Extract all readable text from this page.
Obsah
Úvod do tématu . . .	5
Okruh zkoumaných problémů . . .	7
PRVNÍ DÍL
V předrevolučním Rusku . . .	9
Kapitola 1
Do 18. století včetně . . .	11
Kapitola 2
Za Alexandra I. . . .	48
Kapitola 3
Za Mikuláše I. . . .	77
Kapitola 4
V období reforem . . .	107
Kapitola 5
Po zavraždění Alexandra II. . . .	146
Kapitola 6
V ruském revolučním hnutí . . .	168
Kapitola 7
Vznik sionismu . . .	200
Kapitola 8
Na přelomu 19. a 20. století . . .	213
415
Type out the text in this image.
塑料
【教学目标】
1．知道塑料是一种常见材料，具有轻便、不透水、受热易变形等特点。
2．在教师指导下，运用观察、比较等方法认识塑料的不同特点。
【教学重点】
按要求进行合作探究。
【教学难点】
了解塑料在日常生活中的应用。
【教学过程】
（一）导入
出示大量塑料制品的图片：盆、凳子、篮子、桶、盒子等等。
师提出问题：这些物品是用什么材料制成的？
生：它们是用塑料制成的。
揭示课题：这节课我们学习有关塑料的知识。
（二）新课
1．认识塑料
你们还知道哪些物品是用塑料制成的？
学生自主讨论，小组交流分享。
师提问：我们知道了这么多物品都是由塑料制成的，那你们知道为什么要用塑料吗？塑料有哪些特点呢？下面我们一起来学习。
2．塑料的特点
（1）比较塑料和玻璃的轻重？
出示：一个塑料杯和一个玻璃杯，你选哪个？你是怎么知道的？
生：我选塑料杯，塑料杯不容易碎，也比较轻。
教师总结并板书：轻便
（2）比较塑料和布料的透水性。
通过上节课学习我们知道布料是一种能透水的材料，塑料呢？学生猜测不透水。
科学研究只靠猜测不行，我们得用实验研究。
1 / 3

----

▶ Requirement
Extract every entry in the listing word for word.

▶ Right answer
Extract all readable text from this page.
Obsah
Úvod do tématu . . .	5
Okruh zkoumaných problémů . . .	7
PRVNÍ DÍL
V předrevolučním Rusku . . .	9
Kapitola 1
Do 18. století včetně . . .	11
Kapitola 2
Za Alexandra I. . . .	48
Kapitola 3
Za Mikuláše I. . . .	77
Kapitola 4
V období reforem . . .	107
Kapitola 5
Po zavraždění Alexandra II. . . .	146
Kapitola 6
V ruském revolučním hnutí . . .	168
Kapitola 7
Vznik sionismu . . .	200
Kapitola 8
Na přelomu 19. a 20. století . . .	213
415
Type out the text in this image.
塑料
【教学目标】
1．知道塑料是一种常见材料，具有轻便、不透水、受热易变形等特点。
2．在教师指导下，运用观察、比较等方法认识塑料的不同特点。
【教学重点】
按要求进行合作探究。
【教学难点】
了解塑料在日常生活中的应用。
【教学过程】
（一）导入
出示大量塑料制品的图片：盆、凳子、篮子、桶、盒子等等。
师提出问题：这些物品是用什么材料制成的？
生：它们是用塑料制成的。
揭示课题：这节课我们学习有关塑料的知识。
（二）新课
1．认识塑料
你们还知道哪些物品是用塑料制成的？
学生自主讨论，小组交流分享。
师提问：我们知道了这么多物品都是由塑料制成的，那你们知道为什么要用塑料吗？塑料有哪些特点呢？下面我们一起来学习。
2．塑料的特点
（1）比较塑料和玻璃的轻重？
出示：一个塑料杯和一个玻璃杯，你选哪个？你是怎么知道的？
生：我选塑料杯，塑料杯不容易碎，也比较轻。
教师总结并板书：轻便
（2）比较塑料和布料的透水性。
通过上节课学习我们知道布料是一种能透水的材料，塑料呢？学生猜测不透水。
科学研究只靠猜测不行，我们得用实验研究。
1 / 3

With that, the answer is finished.